The task:
Below is a block of records; reproduce all of them exactly and leave out any pictures.

(Extracted data entries)
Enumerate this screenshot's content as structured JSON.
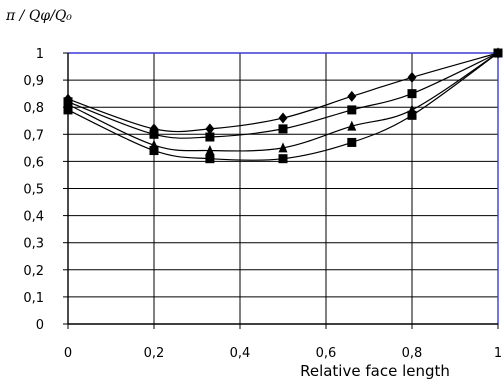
{
  "chart_data": {
    "type": "line",
    "title": "",
    "xlabel": "Relative face length",
    "ylabel": "π / Qφ/Q₀",
    "xlim": [
      0,
      1
    ],
    "ylim": [
      0,
      1
    ],
    "x_ticks": [
      "0",
      "0,2",
      "0,4",
      "0,6",
      "0,8",
      "1"
    ],
    "y_ticks": [
      "0",
      "0,1",
      "0,2",
      "0,3",
      "0,4",
      "0,5",
      "0,6",
      "0,7",
      "0,8",
      "0,9",
      "1"
    ],
    "grid": true,
    "legend": "none",
    "frame_color": "#3b3bd6",
    "series": [
      {
        "marker": "diamond",
        "x": [
          0,
          0.2,
          0.33,
          0.5,
          0.66,
          0.8,
          1
        ],
        "y": [
          0.83,
          0.72,
          0.72,
          0.76,
          0.84,
          0.91,
          1.0
        ]
      },
      {
        "marker": "square",
        "x": [
          0,
          0.2,
          0.33,
          0.5,
          0.66,
          0.8,
          1
        ],
        "y": [
          0.82,
          0.7,
          0.69,
          0.72,
          0.79,
          0.85,
          1.0
        ]
      },
      {
        "marker": "triangle",
        "x": [
          0,
          0.2,
          0.33,
          0.5,
          0.66,
          0.8,
          1
        ],
        "y": [
          0.81,
          0.66,
          0.64,
          0.65,
          0.73,
          0.79,
          1.0
        ]
      },
      {
        "marker": "square",
        "x": [
          0,
          0.2,
          0.33,
          0.5,
          0.66,
          0.8,
          1
        ],
        "y": [
          0.79,
          0.64,
          0.61,
          0.61,
          0.67,
          0.77,
          1.0
        ]
      }
    ]
  }
}
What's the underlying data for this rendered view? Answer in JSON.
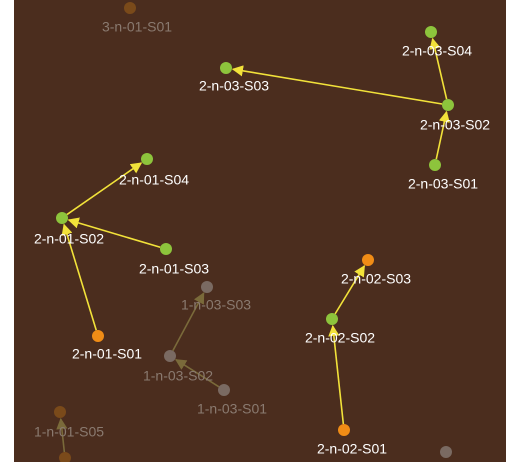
{
  "graph": {
    "background_color": "#4b2d1e",
    "edge_color": "#f2e23a",
    "faded_edge_color": "#7a6a3a",
    "node_colors": {
      "green": "#8dc43c",
      "orange": "#f08c16",
      "gray": "#7a6a62",
      "dark_orange": "#7a4a1a"
    },
    "nodes": [
      {
        "id": "n1",
        "label": "3-n-01-S01",
        "color": "dark_orange",
        "faded": true
      },
      {
        "id": "n2",
        "label": "2-n-03-S04",
        "color": "green",
        "faded": false
      },
      {
        "id": "n3",
        "label": "2-n-03-S03",
        "color": "green",
        "faded": false
      },
      {
        "id": "n4",
        "label": "2-n-03-S02",
        "color": "green",
        "faded": false
      },
      {
        "id": "n5",
        "label": "2-n-03-S01",
        "color": "green",
        "faded": false
      },
      {
        "id": "n6",
        "label": "2-n-01-S04",
        "color": "green",
        "faded": false
      },
      {
        "id": "n7",
        "label": "2-n-01-S02",
        "color": "green",
        "faded": false
      },
      {
        "id": "n8",
        "label": "2-n-01-S03",
        "color": "green",
        "faded": false
      },
      {
        "id": "n9",
        "label": "2-n-01-S01",
        "color": "orange",
        "faded": false
      },
      {
        "id": "n10",
        "label": "1-n-03-S03",
        "color": "gray",
        "faded": true
      },
      {
        "id": "n11",
        "label": "1-n-03-S02",
        "color": "gray",
        "faded": true
      },
      {
        "id": "n12",
        "label": "1-n-03-S01",
        "color": "gray",
        "faded": true
      },
      {
        "id": "n13",
        "label": "2-n-02-S03",
        "color": "orange",
        "faded": false
      },
      {
        "id": "n14",
        "label": "2-n-02-S02",
        "color": "green",
        "faded": false
      },
      {
        "id": "n15",
        "label": "2-n-02-S01",
        "color": "orange",
        "faded": false
      },
      {
        "id": "n16",
        "label": "1-n-01-S05",
        "color": "dark_orange",
        "faded": true
      },
      {
        "id": "n17",
        "label": "",
        "color": "dark_orange",
        "faded": true
      },
      {
        "id": "n18",
        "label": "",
        "color": "gray",
        "faded": true
      }
    ],
    "edges": [
      {
        "from": "n4",
        "to": "n2",
        "faded": false
      },
      {
        "from": "n4",
        "to": "n3",
        "faded": false
      },
      {
        "from": "n5",
        "to": "n4",
        "faded": false
      },
      {
        "from": "n7",
        "to": "n6",
        "faded": false
      },
      {
        "from": "n8",
        "to": "n7",
        "faded": false
      },
      {
        "from": "n9",
        "to": "n7",
        "faded": false
      },
      {
        "from": "n14",
        "to": "n13",
        "faded": false
      },
      {
        "from": "n15",
        "to": "n14",
        "faded": false
      },
      {
        "from": "n11",
        "to": "n10",
        "faded": true
      },
      {
        "from": "n12",
        "to": "n11",
        "faded": true
      },
      {
        "from": "n17",
        "to": "n16",
        "faded": true
      }
    ]
  }
}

Exercise output:
Enumerate this screenshot's content as structured JSON.
{
  "chart_data": {
    "type": "line",
    "title": "",
    "xlabel": "Relative face length",
    "ylabel": "π / Qφ/Q₀",
    "xlim": [
      0,
      1
    ],
    "ylim": [
      0,
      1
    ],
    "x_ticks": [
      "0",
      "0,2",
      "0,4",
      "0,6",
      "0,8",
      "1"
    ],
    "y_ticks": [
      "0",
      "0,1",
      "0,2",
      "0,3",
      "0,4",
      "0,5",
      "0,6",
      "0,7",
      "0,8",
      "0,9",
      "1"
    ],
    "grid": true,
    "legend": "none",
    "frame_color": "#3b3bd6",
    "series": [
      {
        "marker": "diamond",
        "x": [
          0,
          0.2,
          0.33,
          0.5,
          0.66,
          0.8,
          1
        ],
        "y": [
          0.83,
          0.72,
          0.72,
          0.76,
          0.84,
          0.91,
          1.0
        ]
      },
      {
        "marker": "square",
        "x": [
          0,
          0.2,
          0.33,
          0.5,
          0.66,
          0.8,
          1
        ],
        "y": [
          0.82,
          0.7,
          0.69,
          0.72,
          0.79,
          0.85,
          1.0
        ]
      },
      {
        "marker": "triangle",
        "x": [
          0,
          0.2,
          0.33,
          0.5,
          0.66,
          0.8,
          1
        ],
        "y": [
          0.81,
          0.66,
          0.64,
          0.65,
          0.73,
          0.79,
          1.0
        ]
      },
      {
        "marker": "square",
        "x": [
          0,
          0.2,
          0.33,
          0.5,
          0.66,
          0.8,
          1
        ],
        "y": [
          0.79,
          0.64,
          0.61,
          0.61,
          0.67,
          0.77,
          1.0
        ]
      }
    ]
  }
}
What's the underlying data for this rendered view? Answer in JSON.
{
  "graph": {
    "background_color": "#4b2d1e",
    "edge_color": "#f2e23a",
    "faded_edge_color": "#7a6a3a",
    "node_colors": {
      "green": "#8dc43c",
      "orange": "#f08c16",
      "gray": "#7a6a62",
      "dark_orange": "#7a4a1a"
    },
    "nodes": [
      {
        "id": "n1",
        "label": "3-n-01-S01",
        "color": "dark_orange",
        "faded": true
      },
      {
        "id": "n2",
        "label": "2-n-03-S04",
        "color": "green",
        "faded": false
      },
      {
        "id": "n3",
        "label": "2-n-03-S03",
        "color": "green",
        "faded": false
      },
      {
        "id": "n4",
        "label": "2-n-03-S02",
        "color": "green",
        "faded": false
      },
      {
        "id": "n5",
        "label": "2-n-03-S01",
        "color": "green",
        "faded": false
      },
      {
        "id": "n6",
        "label": "2-n-01-S04",
        "color": "green",
        "faded": false
      },
      {
        "id": "n7",
        "label": "2-n-01-S02",
        "color": "green",
        "faded": false
      },
      {
        "id": "n8",
        "label": "2-n-01-S03",
        "color": "green",
        "faded": false
      },
      {
        "id": "n9",
        "label": "2-n-01-S01",
        "color": "orange",
        "faded": false
      },
      {
        "id": "n10",
        "label": "1-n-03-S03",
        "color": "gray",
        "faded": true
      },
      {
        "id": "n11",
        "label": "1-n-03-S02",
        "color": "gray",
        "faded": true
      },
      {
        "id": "n12",
        "label": "1-n-03-S01",
        "color": "gray",
        "faded": true
      },
      {
        "id": "n13",
        "label": "2-n-02-S03",
        "color": "orange",
        "faded": false
      },
      {
        "id": "n14",
        "label": "2-n-02-S02",
        "color": "green",
        "faded": false
      },
      {
        "id": "n15",
        "label": "2-n-02-S01",
        "color": "orange",
        "faded": false
      },
      {
        "id": "n16",
        "label": "1-n-01-S05",
        "color": "dark_orange",
        "faded": true
      },
      {
        "id": "n17",
        "label": "",
        "color": "dark_orange",
        "faded": true
      },
      {
        "id": "n18",
        "label": "",
        "color": "gray",
        "faded": true
      }
    ],
    "edges": [
      {
        "from": "n4",
        "to": "n2",
        "faded": false
      },
      {
        "from": "n4",
        "to": "n3",
        "faded": false
      },
      {
        "from": "n5",
        "to": "n4",
        "faded": false
      },
      {
        "from": "n7",
        "to": "n6",
        "faded": false
      },
      {
        "from": "n8",
        "to": "n7",
        "faded": false
      },
      {
        "from": "n9",
        "to": "n7",
        "faded": false
      },
      {
        "from": "n14",
        "to": "n13",
        "faded": false
      },
      {
        "from": "n15",
        "to": "n14",
        "faded": false
      },
      {
        "from": "n11",
        "to": "n10",
        "faded": true
      },
      {
        "from": "n12",
        "to": "n11",
        "faded": true
      },
      {
        "from": "n17",
        "to": "n16",
        "faded": true
      }
    ]
  }
}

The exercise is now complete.